Closed dinau closed 1 year ago

dinau commented 1 year ago

I've tried these simplified steps,

  1. Make hello.c

    #include <stdio.h>
    void sayHello(void){ printf("Hello World"); }

    Make hello.dll

     gcc -shared -o hello.dll hello.c
  2. hello.h

    void sayHello(void);
  3. test.nim

    import futhark
    when defined(useFuthark):
     importc:
       path "."
       "hello.h"
       outputPath "helloDef.nim"
    else:
     include "helloDef.nim"
    
    sayHello()

    Generate helloDef.nim

     nim c -f -c -d:useFuthark -d:futharkRebuild test.nim
  4. I'd like to run only using helloDef.nim and hello.dll as follows;

    nim c -r test.nim
    
    ...
    ... undefined reference to `sayHello'
    ...

    but the error occured.

  5. Generated helloDef.nim

    from macros import hint
    
    when not declared(sayhello):
     proc sayhello*(): void {.cdecl, importc: "sayHello".}
    else:
     static :
       hint("Declaration of " & "sayhello" & " already exists, not redeclaring")

    I'd like to add dynlib:"hello.dll" pargma or pragma pragma(for flexibility)
    to sayhello* proc.
    How to add extra pragmas using Futhark directives in this case ?

PMunch commented 1 year ago

There are really a couple of questions here. To start lets address the error you get. That "undefined reference to sayHello is from the C compiler because it doesn't know that it should link against hello.dll. This can be fixed by passing in the correct linker flags with passL, either as a switch or as a pragma. For example on Linux (where I named the library libhello.so) I added {.passL: "-L. -lhello".} and the compilation went well. On Linux you also need to call it as LD_LIBRARY_PATH=. ./test because it doesn't load dynamic libraries from the current path by default, but I believe this isn't an issue with Windows. You can also throw this switch on the compilation nim c --passL:"-L. -lhello" test.

------

Continue the issue thread about the undefined reference to sayHello in the Futhark and hello.dll setup, starting right after its last sentence.

- RECORDS SUPPLIED -

------

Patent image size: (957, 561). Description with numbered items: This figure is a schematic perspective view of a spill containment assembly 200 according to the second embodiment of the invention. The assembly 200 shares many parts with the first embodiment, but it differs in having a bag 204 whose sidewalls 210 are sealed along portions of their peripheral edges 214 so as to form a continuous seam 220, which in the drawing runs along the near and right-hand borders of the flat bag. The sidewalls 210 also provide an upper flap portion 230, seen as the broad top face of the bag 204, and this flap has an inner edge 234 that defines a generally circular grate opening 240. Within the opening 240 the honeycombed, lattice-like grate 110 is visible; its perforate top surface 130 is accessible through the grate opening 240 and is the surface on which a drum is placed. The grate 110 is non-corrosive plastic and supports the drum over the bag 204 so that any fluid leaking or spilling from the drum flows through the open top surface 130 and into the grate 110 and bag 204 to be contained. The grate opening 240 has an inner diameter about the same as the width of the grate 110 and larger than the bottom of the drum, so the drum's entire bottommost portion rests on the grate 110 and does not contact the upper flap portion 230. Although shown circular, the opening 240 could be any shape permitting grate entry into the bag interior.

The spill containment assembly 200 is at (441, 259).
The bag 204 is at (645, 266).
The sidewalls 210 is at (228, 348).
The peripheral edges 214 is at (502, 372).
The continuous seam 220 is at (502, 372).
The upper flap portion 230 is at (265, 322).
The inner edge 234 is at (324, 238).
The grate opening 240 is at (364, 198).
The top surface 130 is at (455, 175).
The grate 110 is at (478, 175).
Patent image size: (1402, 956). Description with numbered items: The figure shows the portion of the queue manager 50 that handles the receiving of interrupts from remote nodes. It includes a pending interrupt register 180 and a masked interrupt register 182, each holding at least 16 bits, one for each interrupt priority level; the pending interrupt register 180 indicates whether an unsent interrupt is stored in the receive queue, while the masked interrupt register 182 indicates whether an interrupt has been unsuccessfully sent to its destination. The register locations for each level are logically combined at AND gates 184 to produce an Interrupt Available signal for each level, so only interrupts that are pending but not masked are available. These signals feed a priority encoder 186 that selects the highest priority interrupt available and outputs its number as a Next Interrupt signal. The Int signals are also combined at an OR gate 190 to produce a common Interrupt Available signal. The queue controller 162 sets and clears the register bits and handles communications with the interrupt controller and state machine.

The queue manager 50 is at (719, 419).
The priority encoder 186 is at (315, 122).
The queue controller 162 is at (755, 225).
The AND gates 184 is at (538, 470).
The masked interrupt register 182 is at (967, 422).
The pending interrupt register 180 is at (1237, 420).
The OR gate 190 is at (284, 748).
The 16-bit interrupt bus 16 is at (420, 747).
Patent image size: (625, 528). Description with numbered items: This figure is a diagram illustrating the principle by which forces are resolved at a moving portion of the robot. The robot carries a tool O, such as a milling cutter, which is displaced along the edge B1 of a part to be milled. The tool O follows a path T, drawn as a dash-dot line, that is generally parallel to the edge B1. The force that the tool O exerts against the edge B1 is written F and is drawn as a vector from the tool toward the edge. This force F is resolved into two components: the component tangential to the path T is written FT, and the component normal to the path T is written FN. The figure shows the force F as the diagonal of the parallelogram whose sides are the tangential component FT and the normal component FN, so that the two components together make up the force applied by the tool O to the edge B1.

------

- WRITTEN RESPONSE -
The only thing the dynlib pragma does is to automatically pass these flags during compilation when the procedures are used. The way you can add these built-in pragmas to everything in the Futhark generated output is to use the {.push.} and {.pop.} pragmas like this:


{.push dynlib: "hello.dll".}
when defined(useFuthark):
  import futhark

  importc:
    path "."
    "hello.h"
    outputPath "helloDef.nim"
else:
  include "helloDef.nim"
{.pop.}

sayHello()

This essentially applies the pragma to everything between the push and the pop, and they apply to the output of the importc and the include. Unfortunately this doesn't apply to custom pragmas from macros, but you can apply those with a macro that takes a typed input.